— begin Data for this exercise —

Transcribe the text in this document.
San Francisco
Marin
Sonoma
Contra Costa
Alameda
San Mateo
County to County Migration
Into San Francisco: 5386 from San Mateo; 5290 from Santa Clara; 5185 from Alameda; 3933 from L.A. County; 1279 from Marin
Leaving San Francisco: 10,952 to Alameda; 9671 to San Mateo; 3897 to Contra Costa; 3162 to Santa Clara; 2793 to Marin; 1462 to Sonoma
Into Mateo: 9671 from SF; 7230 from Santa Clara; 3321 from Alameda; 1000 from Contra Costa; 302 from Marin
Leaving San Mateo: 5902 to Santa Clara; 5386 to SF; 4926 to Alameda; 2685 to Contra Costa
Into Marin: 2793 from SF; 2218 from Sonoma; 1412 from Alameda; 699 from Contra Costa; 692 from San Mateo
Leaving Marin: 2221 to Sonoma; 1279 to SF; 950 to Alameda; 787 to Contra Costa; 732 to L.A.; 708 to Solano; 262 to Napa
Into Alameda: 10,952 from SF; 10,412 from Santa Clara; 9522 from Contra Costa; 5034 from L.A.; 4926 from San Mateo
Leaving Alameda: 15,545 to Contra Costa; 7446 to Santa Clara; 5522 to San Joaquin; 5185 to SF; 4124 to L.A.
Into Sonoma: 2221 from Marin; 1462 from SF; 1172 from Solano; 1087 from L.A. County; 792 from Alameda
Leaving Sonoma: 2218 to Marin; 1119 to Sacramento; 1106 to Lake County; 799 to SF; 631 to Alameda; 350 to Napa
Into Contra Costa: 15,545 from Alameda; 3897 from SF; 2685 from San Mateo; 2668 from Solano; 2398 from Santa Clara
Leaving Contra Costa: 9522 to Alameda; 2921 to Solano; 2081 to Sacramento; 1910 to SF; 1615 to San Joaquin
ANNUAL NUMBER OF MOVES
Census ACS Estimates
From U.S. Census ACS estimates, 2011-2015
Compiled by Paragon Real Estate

— end Data for this exercise —

*Aim*: Return every line containing "Solano".

*Correct response*:
Leaving Marin: 2221 to Sonoma; 1279 to SF; 950 to Alameda; 787 to Contra Costa; 732 to L.A.; 708 to Solano; 262 to Napa
Into Sonoma: 2221 from Marin; 1462 from SF; 1172 from Solano; 1087 from L.A. County; 792 from Alameda
Into Contra Costa: 15,545 from Alameda; 3897 from SF; 2685 from San Mateo; 2668 from Solano; 2398 from Santa Clara
Leaving Contra Costa: 9522 to Alameda; 2921 to Solano; 2081 to Sacramento; 1910 to SF; 1615 to San Joaquin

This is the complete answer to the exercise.